▸ Task goal:
Each entry below should be written out exactly as it is, with no pictures.

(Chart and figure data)
-- Begin --

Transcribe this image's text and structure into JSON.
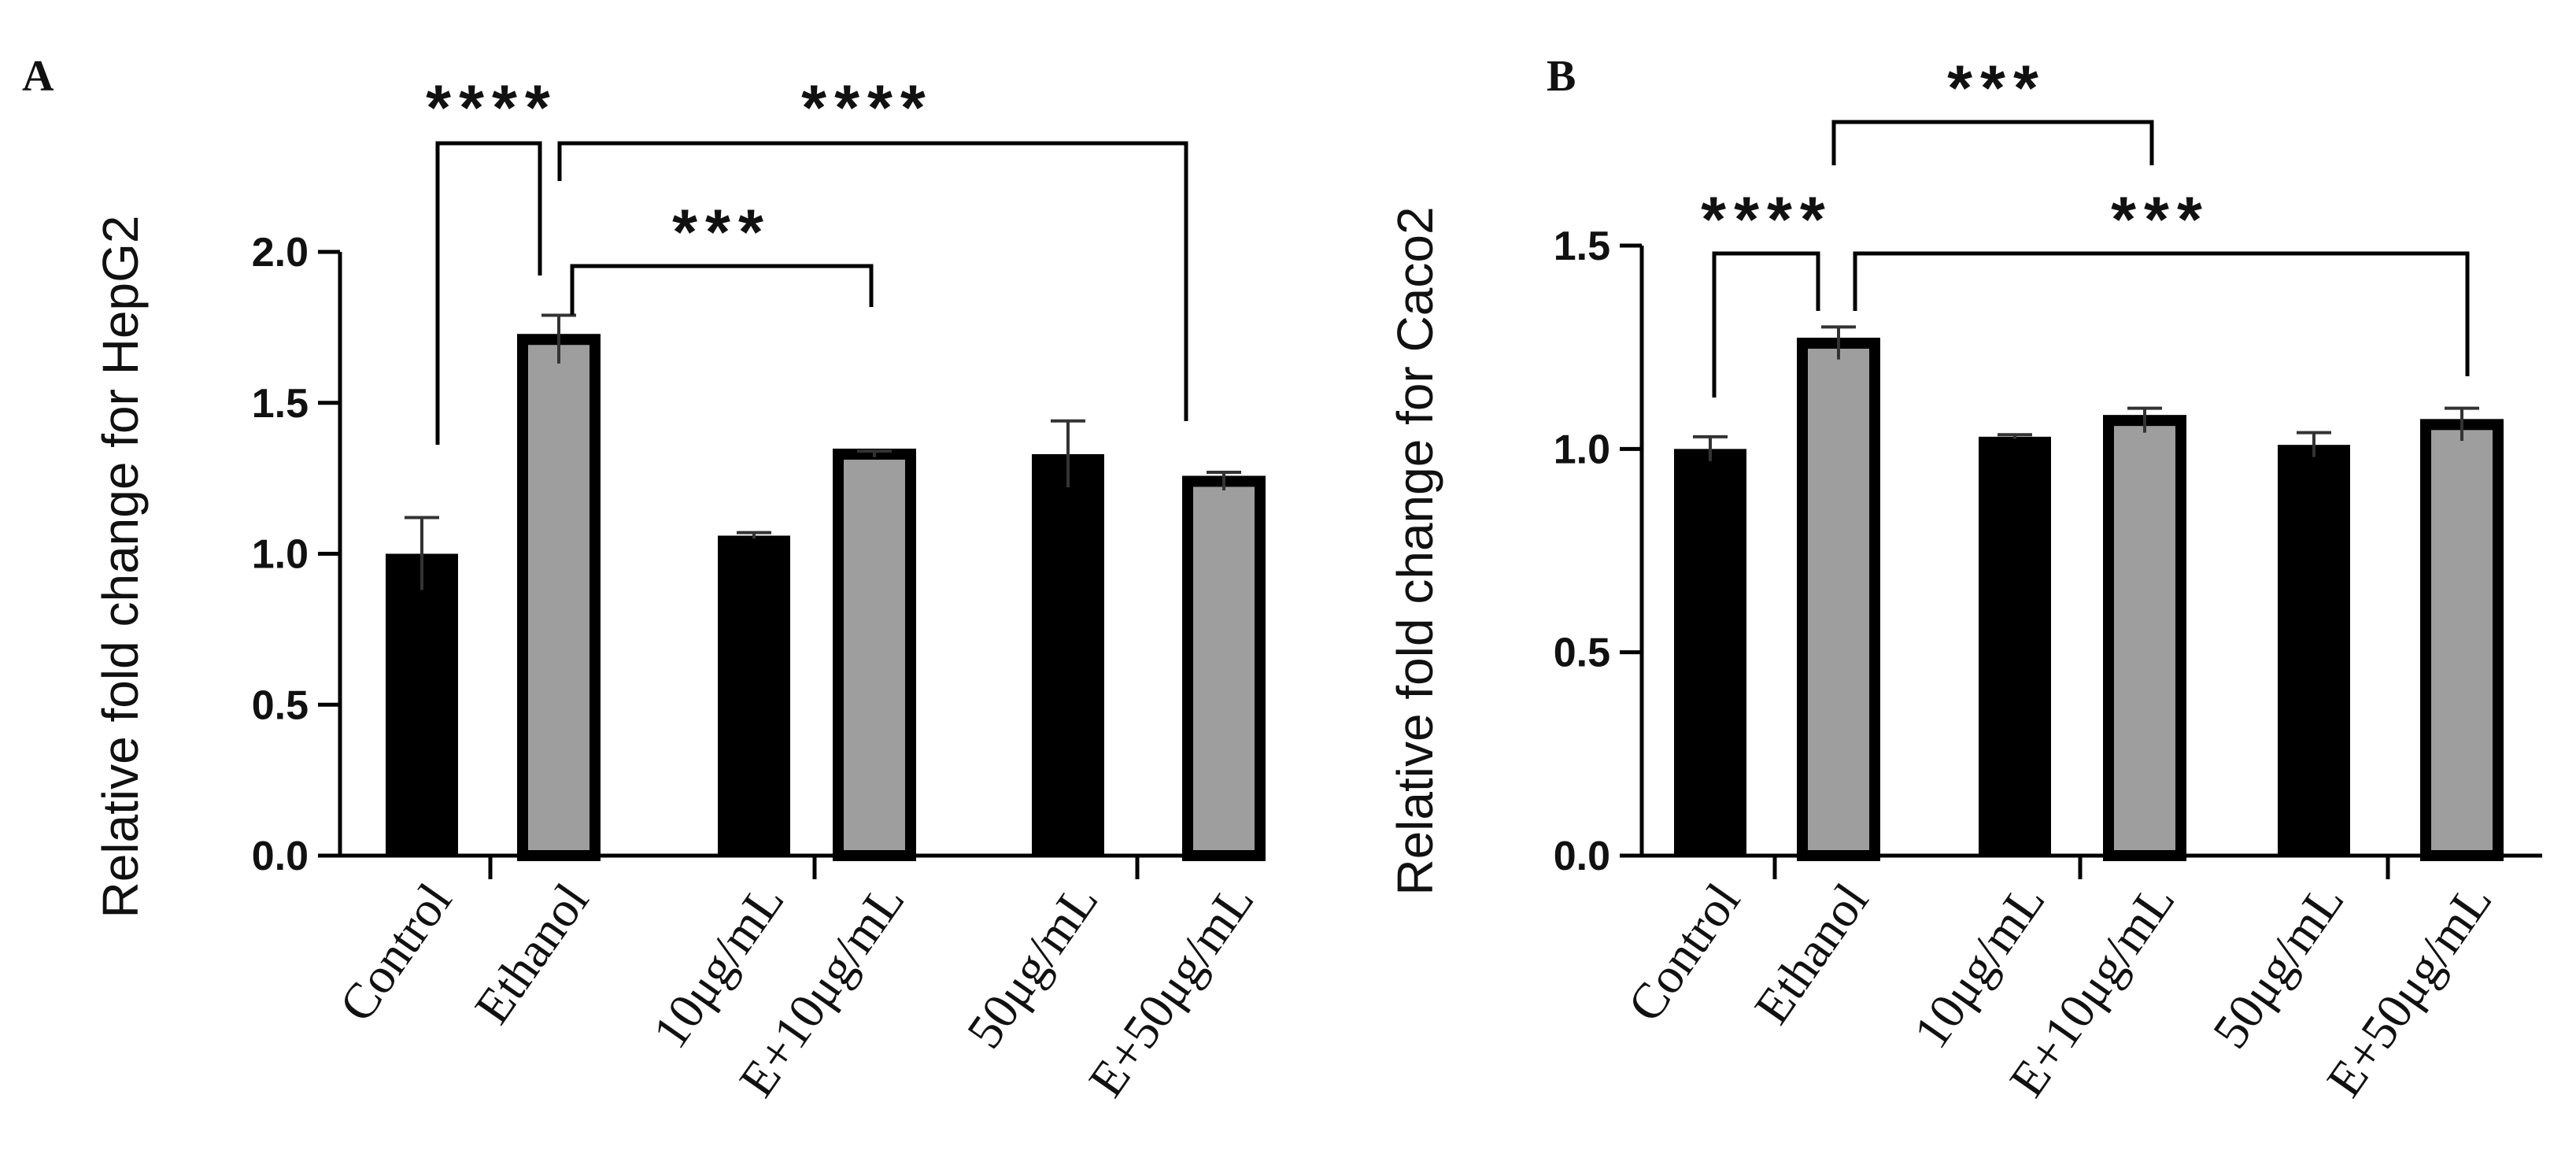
{
  "chart_data": [
    {
      "type": "bar",
      "panel": "A",
      "ylabel": "Relative fold change for HepG2",
      "ylim": [
        0,
        2.0
      ],
      "yticks": [
        "0.0",
        "0.5",
        "1.0",
        "1.5",
        "2.0"
      ],
      "categories": [
        "Control",
        "Ethanol",
        "10μg/mL",
        "E+10μg/mL",
        "50μg/mL",
        "E+50μg/mL"
      ],
      "values": [
        1.0,
        1.71,
        1.06,
        1.33,
        1.33,
        1.24
      ],
      "errors": [
        0.12,
        0.08,
        0.01,
        0.01,
        0.11,
        0.03
      ],
      "bar_colors": [
        "#000000",
        "#9e9e9e",
        "#000000",
        "#9e9e9e",
        "#000000",
        "#9e9e9e"
      ],
      "significance": [
        {
          "from": 0,
          "to": 1,
          "label": "****"
        },
        {
          "from": 1,
          "to": 5,
          "label": "****"
        },
        {
          "from": 1,
          "to": 3,
          "label": "***"
        }
      ]
    },
    {
      "type": "bar",
      "panel": "B",
      "ylabel": "Relative fold change for Caco2",
      "ylim": [
        0,
        1.5
      ],
      "yticks": [
        "0.0",
        "0.5",
        "1.0",
        "1.5"
      ],
      "categories": [
        "Control",
        "Ethanol",
        "10μg/mL",
        "E+10μg/mL",
        "50μg/mL",
        "E+50μg/mL"
      ],
      "values": [
        1.0,
        1.26,
        1.03,
        1.07,
        1.01,
        1.06
      ],
      "errors": [
        0.03,
        0.04,
        0.005,
        0.03,
        0.03,
        0.04
      ],
      "bar_colors": [
        "#000000",
        "#9e9e9e",
        "#000000",
        "#9e9e9e",
        "#000000",
        "#9e9e9e"
      ],
      "significance": [
        {
          "from": 0,
          "to": 1,
          "label": "****"
        },
        {
          "from": 1,
          "to": 3,
          "label": "***"
        },
        {
          "from": 1,
          "to": 5,
          "label": "***"
        }
      ]
    }
  ]
}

-- End --

▸ Written response:
Transcribe this image's text and structure into JSON.
{
  "chart_data": [
    {
      "type": "bar",
      "panel": "A",
      "ylabel": "Relative fold change for HepG2",
      "ylim": [
        0,
        2.0
      ],
      "yticks": [
        "0.0",
        "0.5",
        "1.0",
        "1.5",
        "2.0"
      ],
      "categories": [
        "Control",
        "Ethanol",
        "10μg/mL",
        "E+10μg/mL",
        "50μg/mL",
        "E+50μg/mL"
      ],
      "values": [
        1.0,
        1.71,
        1.06,
        1.33,
        1.33,
        1.24
      ],
      "errors": [
        0.12,
        0.08,
        0.01,
        0.01,
        0.11,
        0.03
      ],
      "bar_colors": [
        "#000000",
        "#9e9e9e",
        "#000000",
        "#9e9e9e",
        "#000000",
        "#9e9e9e"
      ],
      "significance": [
        {
          "from": 0,
          "to": 1,
          "label": "****"
        },
        {
          "from": 1,
          "to": 5,
          "label": "****"
        },
        {
          "from": 1,
          "to": 3,
          "label": "***"
        }
      ]
    },
    {
      "type": "bar",
      "panel": "B",
      "ylabel": "Relative fold change for Caco2",
      "ylim": [
        0,
        1.5
      ],
      "yticks": [
        "0.0",
        "0.5",
        "1.0",
        "1.5"
      ],
      "categories": [
        "Control",
        "Ethanol",
        "10μg/mL",
        "E+10μg/mL",
        "50μg/mL",
        "E+50μg/mL"
      ],
      "values": [
        1.0,
        1.26,
        1.03,
        1.07,
        1.01,
        1.06
      ],
      "errors": [
        0.03,
        0.04,
        0.005,
        0.03,
        0.03,
        0.04
      ],
      "bar_colors": [
        "#000000",
        "#9e9e9e",
        "#000000",
        "#9e9e9e",
        "#000000",
        "#9e9e9e"
      ],
      "significance": [
        {
          "from": 0,
          "to": 1,
          "label": "****"
        },
        {
          "from": 1,
          "to": 3,
          "label": "***"
        },
        {
          "from": 1,
          "to": 5,
          "label": "***"
        }
      ]
    }
  ]
}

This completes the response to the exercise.